__Set task__: Find every line with the word "Sauce" and report how many there are, without any other text.

((

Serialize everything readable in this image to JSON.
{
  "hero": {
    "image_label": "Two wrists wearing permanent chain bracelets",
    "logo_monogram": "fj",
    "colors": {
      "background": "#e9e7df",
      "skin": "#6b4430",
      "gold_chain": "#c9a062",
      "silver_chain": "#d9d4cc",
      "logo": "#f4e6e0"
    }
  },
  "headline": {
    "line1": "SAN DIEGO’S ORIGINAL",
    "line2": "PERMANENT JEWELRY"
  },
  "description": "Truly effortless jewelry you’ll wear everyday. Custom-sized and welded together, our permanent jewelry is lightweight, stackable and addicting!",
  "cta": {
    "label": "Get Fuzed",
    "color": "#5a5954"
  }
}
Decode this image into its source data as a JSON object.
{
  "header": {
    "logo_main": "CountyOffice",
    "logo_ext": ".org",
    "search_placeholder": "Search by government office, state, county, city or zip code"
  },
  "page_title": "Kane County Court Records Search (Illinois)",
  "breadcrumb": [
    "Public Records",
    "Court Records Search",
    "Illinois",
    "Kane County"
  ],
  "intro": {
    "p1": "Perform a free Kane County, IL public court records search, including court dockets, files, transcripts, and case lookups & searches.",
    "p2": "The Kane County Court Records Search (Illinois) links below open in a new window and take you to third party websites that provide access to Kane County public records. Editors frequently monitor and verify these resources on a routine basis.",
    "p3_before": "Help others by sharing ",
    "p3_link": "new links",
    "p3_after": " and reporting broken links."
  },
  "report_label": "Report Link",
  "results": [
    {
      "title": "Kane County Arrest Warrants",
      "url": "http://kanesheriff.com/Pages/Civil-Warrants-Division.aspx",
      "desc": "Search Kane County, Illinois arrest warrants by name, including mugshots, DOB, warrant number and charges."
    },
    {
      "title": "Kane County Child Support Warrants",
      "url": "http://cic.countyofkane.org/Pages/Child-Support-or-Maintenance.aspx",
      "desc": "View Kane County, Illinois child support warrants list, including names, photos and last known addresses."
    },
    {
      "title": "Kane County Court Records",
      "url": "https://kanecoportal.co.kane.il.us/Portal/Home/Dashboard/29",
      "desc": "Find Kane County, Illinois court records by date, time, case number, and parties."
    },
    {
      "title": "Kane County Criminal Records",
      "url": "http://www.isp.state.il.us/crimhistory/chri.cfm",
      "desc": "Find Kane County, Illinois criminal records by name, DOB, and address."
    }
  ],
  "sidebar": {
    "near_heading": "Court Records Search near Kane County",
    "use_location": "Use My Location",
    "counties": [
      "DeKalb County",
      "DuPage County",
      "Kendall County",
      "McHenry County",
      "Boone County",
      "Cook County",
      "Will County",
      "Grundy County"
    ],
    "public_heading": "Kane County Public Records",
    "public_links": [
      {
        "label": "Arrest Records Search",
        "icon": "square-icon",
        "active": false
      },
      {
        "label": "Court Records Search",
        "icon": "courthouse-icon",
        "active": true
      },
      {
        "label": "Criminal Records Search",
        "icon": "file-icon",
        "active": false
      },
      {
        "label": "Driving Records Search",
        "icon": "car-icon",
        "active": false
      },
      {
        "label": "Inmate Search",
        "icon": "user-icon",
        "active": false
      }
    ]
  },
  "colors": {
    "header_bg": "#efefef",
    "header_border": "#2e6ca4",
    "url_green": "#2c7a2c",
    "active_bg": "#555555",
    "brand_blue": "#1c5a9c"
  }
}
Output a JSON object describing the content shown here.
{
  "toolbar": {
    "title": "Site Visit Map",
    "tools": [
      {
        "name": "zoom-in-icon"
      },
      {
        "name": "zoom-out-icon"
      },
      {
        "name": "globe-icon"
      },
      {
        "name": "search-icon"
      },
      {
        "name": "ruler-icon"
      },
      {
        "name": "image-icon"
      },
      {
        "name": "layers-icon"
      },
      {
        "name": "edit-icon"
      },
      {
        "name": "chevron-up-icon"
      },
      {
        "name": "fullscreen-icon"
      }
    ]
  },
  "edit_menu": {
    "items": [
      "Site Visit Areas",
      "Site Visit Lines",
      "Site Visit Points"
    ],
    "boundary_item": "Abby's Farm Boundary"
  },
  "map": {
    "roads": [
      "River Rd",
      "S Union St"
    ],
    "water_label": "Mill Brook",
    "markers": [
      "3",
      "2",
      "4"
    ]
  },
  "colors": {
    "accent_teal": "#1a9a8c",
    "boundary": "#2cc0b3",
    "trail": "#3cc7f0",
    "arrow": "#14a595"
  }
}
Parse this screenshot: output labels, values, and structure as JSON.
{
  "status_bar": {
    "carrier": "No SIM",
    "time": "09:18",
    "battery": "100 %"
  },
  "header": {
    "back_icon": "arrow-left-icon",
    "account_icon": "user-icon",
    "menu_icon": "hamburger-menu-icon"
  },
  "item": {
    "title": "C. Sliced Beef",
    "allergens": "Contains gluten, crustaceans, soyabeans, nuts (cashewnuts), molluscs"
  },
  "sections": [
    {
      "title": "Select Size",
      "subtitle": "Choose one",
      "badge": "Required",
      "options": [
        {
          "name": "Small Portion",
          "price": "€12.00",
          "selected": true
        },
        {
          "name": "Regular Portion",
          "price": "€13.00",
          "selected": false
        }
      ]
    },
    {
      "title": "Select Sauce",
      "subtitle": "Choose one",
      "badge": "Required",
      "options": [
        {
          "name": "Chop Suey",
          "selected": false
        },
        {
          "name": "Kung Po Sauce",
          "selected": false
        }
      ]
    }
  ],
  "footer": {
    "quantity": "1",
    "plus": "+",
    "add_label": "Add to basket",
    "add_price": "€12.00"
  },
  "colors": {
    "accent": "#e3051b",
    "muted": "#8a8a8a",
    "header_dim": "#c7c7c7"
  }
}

))

__Full answer__: 2